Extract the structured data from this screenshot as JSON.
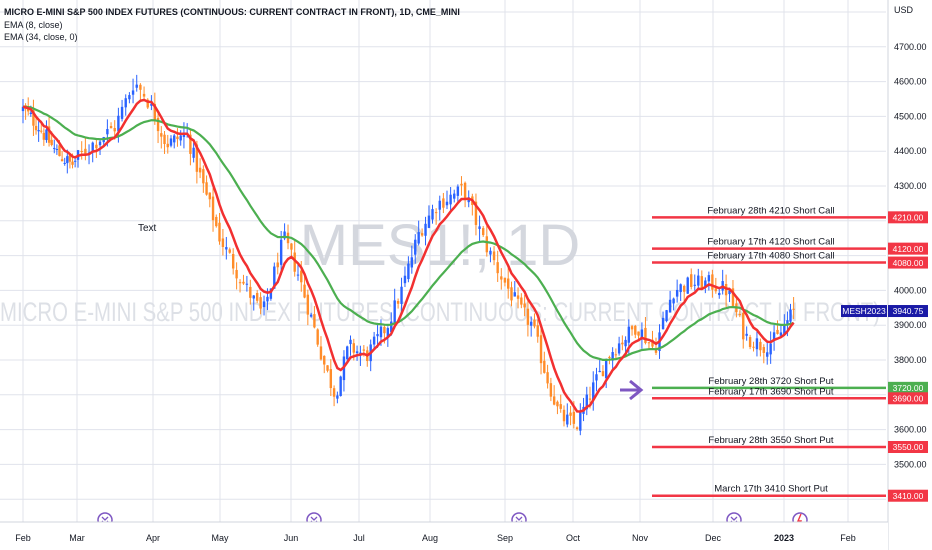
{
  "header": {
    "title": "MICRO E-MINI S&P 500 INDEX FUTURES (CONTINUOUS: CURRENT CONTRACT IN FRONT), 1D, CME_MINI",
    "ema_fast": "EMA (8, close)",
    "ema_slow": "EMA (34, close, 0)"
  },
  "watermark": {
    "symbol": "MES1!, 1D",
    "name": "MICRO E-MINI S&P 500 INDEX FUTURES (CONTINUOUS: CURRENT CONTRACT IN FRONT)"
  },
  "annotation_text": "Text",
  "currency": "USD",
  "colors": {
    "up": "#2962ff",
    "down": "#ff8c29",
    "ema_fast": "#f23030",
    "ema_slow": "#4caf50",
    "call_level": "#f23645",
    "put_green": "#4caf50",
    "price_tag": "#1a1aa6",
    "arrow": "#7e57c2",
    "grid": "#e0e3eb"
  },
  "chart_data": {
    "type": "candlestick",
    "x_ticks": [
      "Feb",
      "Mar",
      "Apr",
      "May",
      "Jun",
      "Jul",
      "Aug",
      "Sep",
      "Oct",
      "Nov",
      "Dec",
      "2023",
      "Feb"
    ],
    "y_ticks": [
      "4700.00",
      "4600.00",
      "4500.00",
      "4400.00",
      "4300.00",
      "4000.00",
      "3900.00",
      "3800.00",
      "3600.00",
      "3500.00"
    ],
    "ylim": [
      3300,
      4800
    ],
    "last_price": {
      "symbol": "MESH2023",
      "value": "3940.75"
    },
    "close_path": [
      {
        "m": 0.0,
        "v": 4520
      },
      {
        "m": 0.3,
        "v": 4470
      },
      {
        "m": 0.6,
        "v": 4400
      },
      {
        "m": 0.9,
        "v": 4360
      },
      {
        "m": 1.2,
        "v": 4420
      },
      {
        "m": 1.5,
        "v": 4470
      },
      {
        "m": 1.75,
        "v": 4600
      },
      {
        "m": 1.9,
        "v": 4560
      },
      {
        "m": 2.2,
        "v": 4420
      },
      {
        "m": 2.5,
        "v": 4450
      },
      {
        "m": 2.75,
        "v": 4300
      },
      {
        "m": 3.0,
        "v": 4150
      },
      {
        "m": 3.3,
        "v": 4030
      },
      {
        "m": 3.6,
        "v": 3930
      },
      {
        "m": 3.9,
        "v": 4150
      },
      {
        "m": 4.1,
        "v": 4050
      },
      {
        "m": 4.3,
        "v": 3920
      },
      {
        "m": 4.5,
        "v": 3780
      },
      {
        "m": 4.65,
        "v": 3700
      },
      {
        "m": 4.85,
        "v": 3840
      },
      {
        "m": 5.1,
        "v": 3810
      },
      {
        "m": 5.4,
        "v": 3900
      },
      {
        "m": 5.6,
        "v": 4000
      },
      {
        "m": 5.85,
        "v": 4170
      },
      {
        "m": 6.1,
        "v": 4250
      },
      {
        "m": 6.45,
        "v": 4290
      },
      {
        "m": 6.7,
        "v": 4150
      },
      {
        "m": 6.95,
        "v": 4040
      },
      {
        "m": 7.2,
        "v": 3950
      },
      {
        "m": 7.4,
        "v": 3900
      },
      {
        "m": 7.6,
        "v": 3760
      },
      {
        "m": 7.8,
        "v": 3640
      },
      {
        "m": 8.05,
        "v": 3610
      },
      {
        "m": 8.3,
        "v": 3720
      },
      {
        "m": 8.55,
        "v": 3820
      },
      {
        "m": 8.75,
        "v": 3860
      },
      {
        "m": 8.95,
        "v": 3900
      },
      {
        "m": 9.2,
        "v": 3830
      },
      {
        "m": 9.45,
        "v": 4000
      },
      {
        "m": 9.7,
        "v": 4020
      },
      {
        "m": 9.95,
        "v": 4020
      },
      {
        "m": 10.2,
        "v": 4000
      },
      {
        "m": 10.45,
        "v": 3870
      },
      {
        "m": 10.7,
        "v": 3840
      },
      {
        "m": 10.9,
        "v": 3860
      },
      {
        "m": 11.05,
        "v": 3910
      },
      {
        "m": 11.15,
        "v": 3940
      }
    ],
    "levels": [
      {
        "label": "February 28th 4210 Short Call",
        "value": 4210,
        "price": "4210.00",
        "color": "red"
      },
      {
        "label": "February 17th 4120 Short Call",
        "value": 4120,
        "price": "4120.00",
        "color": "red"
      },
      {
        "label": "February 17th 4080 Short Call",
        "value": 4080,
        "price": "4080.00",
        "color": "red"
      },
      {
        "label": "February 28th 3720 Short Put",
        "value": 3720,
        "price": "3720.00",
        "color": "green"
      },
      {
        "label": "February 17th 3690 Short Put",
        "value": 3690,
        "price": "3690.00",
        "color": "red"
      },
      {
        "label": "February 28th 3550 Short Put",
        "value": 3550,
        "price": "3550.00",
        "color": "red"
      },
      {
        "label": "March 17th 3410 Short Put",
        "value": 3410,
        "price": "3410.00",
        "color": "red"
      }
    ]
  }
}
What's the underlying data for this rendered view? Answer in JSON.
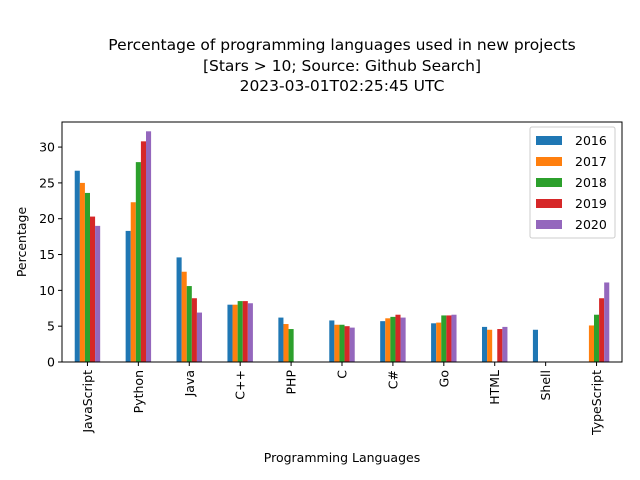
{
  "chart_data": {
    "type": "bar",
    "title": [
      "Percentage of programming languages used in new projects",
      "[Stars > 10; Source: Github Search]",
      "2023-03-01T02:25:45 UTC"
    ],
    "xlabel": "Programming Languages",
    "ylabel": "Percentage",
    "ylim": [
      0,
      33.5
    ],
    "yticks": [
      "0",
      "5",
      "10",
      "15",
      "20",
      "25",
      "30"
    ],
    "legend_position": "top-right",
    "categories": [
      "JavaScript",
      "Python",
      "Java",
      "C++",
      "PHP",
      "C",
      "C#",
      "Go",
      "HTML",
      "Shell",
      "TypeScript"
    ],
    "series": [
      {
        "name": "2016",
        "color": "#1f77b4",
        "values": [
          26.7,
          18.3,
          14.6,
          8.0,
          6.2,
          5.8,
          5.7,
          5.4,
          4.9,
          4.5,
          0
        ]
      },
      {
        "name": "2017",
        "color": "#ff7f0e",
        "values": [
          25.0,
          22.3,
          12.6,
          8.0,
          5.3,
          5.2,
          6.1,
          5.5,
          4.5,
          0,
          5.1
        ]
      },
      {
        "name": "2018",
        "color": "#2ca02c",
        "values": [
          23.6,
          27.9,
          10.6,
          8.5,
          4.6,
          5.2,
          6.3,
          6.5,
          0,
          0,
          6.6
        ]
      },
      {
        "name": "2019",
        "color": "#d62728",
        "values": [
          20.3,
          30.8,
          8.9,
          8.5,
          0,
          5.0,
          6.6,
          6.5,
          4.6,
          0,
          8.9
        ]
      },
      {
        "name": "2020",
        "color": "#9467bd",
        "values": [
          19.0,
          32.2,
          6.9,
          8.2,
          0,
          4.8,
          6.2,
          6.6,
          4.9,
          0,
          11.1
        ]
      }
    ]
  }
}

_ _ _ _ _ _ _

AIM OF THE TASK: Make an exact copy of the whole listing, but don't bring over any pictures.

FINISHED EXERCISE:
Extract the structured data from this screenshot as JSON.
{
  "header": {
    "title": "MICRO E-MINI S&P 500 INDEX FUTURES (CONTINUOUS: CURRENT CONTRACT IN FRONT), 1D, CME_MINI",
    "ema_fast": "EMA (8, close)",
    "ema_slow": "EMA (34, close, 0)"
  },
  "watermark": {
    "symbol": "MES1!, 1D",
    "name": "MICRO E-MINI S&P 500 INDEX FUTURES (CONTINUOUS: CURRENT CONTRACT IN FRONT)"
  },
  "annotation_text": "Text",
  "currency": "USD",
  "colors": {
    "up": "#2962ff",
    "down": "#ff8c29",
    "ema_fast": "#f23030",
    "ema_slow": "#4caf50",
    "call_level": "#f23645",
    "put_green": "#4caf50",
    "price_tag": "#1a1aa6",
    "arrow": "#7e57c2",
    "grid": "#e0e3eb"
  },
  "chart_data": {
    "type": "candlestick",
    "x_ticks": [
      "Feb",
      "Mar",
      "Apr",
      "May",
      "Jun",
      "Jul",
      "Aug",
      "Sep",
      "Oct",
      "Nov",
      "Dec",
      "2023",
      "Feb"
    ],
    "y_ticks": [
      "4700.00",
      "4600.00",
      "4500.00",
      "4400.00",
      "4300.00",
      "4000.00",
      "3900.00",
      "3800.00",
      "3600.00",
      "3500.00"
    ],
    "ylim": [
      3300,
      4800
    ],
    "last_price": {
      "symbol": "MESH2023",
      "value": "3940.75"
    },
    "close_path": [
      {
        "m": 0.0,
        "v": 4520
      },
      {
        "m": 0.3,
        "v": 4470
      },
      {
        "m": 0.6,
        "v": 4400
      },
      {
        "m": 0.9,
        "v": 4360
      },
      {
        "m": 1.2,
        "v": 4420
      },
      {
        "m": 1.5,
        "v": 4470
      },
      {
        "m": 1.75,
        "v": 4600
      },
      {
        "m": 1.9,
        "v": 4560
      },
      {
        "m": 2.2,
        "v": 4420
      },
      {
        "m": 2.5,
        "v": 4450
      },
      {
        "m": 2.75,
        "v": 4300
      },
      {
        "m": 3.0,
        "v": 4150
      },
      {
        "m": 3.3,
        "v": 4030
      },
      {
        "m": 3.6,
        "v": 3930
      },
      {
        "m": 3.9,
        "v": 4150
      },
      {
        "m": 4.1,
        "v": 4050
      },
      {
        "m": 4.3,
        "v": 3920
      },
      {
        "m": 4.5,
        "v": 3780
      },
      {
        "m": 4.65,
        "v": 3700
      },
      {
        "m": 4.85,
        "v": 3840
      },
      {
        "m": 5.1,
        "v": 3810
      },
      {
        "m": 5.4,
        "v": 3900
      },
      {
        "m": 5.6,
        "v": 4000
      },
      {
        "m": 5.85,
        "v": 4170
      },
      {
        "m": 6.1,
        "v": 4250
      },
      {
        "m": 6.45,
        "v": 4290
      },
      {
        "m": 6.7,
        "v": 4150
      },
      {
        "m": 6.95,
        "v": 4040
      },
      {
        "m": 7.2,
        "v": 3950
      },
      {
        "m": 7.4,
        "v": 3900
      },
      {
        "m": 7.6,
        "v": 3760
      },
      {
        "m": 7.8,
        "v": 3640
      },
      {
        "m": 8.05,
        "v": 3610
      },
      {
        "m": 8.3,
        "v": 3720
      },
      {
        "m": 8.55,
        "v": 3820
      },
      {
        "m": 8.75,
        "v": 3860
      },
      {
        "m": 8.95,
        "v": 3900
      },
      {
        "m": 9.2,
        "v": 3830
      },
      {
        "m": 9.45,
        "v": 4000
      },
      {
        "m": 9.7,
        "v": 4020
      },
      {
        "m": 9.95,
        "v": 4020
      },
      {
        "m": 10.2,
        "v": 4000
      },
      {
        "m": 10.45,
        "v": 3870
      },
      {
        "m": 10.7,
        "v": 3840
      },
      {
        "m": 10.9,
        "v": 3860
      },
      {
        "m": 11.05,
        "v": 3910
      },
      {
        "m": 11.15,
        "v": 3940
      }
    ],
    "levels": [
      {
        "label": "February 28th 4210 Short Call",
        "value": 4210,
        "price": "4210.00",
        "color": "red"
      },
      {
        "label": "February 17th 4120 Short Call",
        "value": 4120,
        "price": "4120.00",
        "color": "red"
      },
      {
        "label": "February 17th 4080 Short Call",
        "value": 4080,
        "price": "4080.00",
        "color": "red"
      },
      {
        "label": "February 28th 3720 Short Put",
        "value": 3720,
        "price": "3720.00",
        "color": "green"
      },
      {
        "label": "February 17th 3690 Short Put",
        "value": 3690,
        "price": "3690.00",
        "color": "red"
      },
      {
        "label": "February 28th 3550 Short Put",
        "value": 3550,
        "price": "3550.00",
        "color": "red"
      },
      {
        "label": "March 17th 3410 Short Put",
        "value": 3410,
        "price": "3410.00",
        "color": "red"
      }
    ]
  }
}
What's the underlying data for this rendered view? Answer in JSON.
{
  "chart_data": {
    "type": "bar",
    "title": [
      "Percentage of programming languages used in new projects",
      "[Stars > 10; Source: Github Search]",
      "2023-03-01T02:25:45 UTC"
    ],
    "xlabel": "Programming Languages",
    "ylabel": "Percentage",
    "ylim": [
      0,
      33.5
    ],
    "yticks": [
      "0",
      "5",
      "10",
      "15",
      "20",
      "25",
      "30"
    ],
    "legend_position": "top-right",
    "categories": [
      "JavaScript",
      "Python",
      "Java",
      "C++",
      "PHP",
      "C",
      "C#",
      "Go",
      "HTML",
      "Shell",
      "TypeScript"
    ],
    "series": [
      {
        "name": "2016",
        "color": "#1f77b4",
        "values": [
          26.7,
          18.3,
          14.6,
          8.0,
          6.2,
          5.8,
          5.7,
          5.4,
          4.9,
          4.5,
          0
        ]
      },
      {
        "name": "2017",
        "color": "#ff7f0e",
        "values": [
          25.0,
          22.3,
          12.6,
          8.0,
          5.3,
          5.2,
          6.1,
          5.5,
          4.5,
          0,
          5.1
        ]
      },
      {
        "name": "2018",
        "color": "#2ca02c",
        "values": [
          23.6,
          27.9,
          10.6,
          8.5,
          4.6,
          5.2,
          6.3,
          6.5,
          0,
          0,
          6.6
        ]
      },
      {
        "name": "2019",
        "color": "#d62728",
        "values": [
          20.3,
          30.8,
          8.9,
          8.5,
          0,
          5.0,
          6.6,
          6.5,
          4.6,
          0,
          8.9
        ]
      },
      {
        "name": "2020",
        "color": "#9467bd",
        "values": [
          19.0,
          32.2,
          6.9,
          8.2,
          0,
          4.8,
          6.2,
          6.6,
          4.9,
          0,
          11.1
        ]
      }
    ]
  }
}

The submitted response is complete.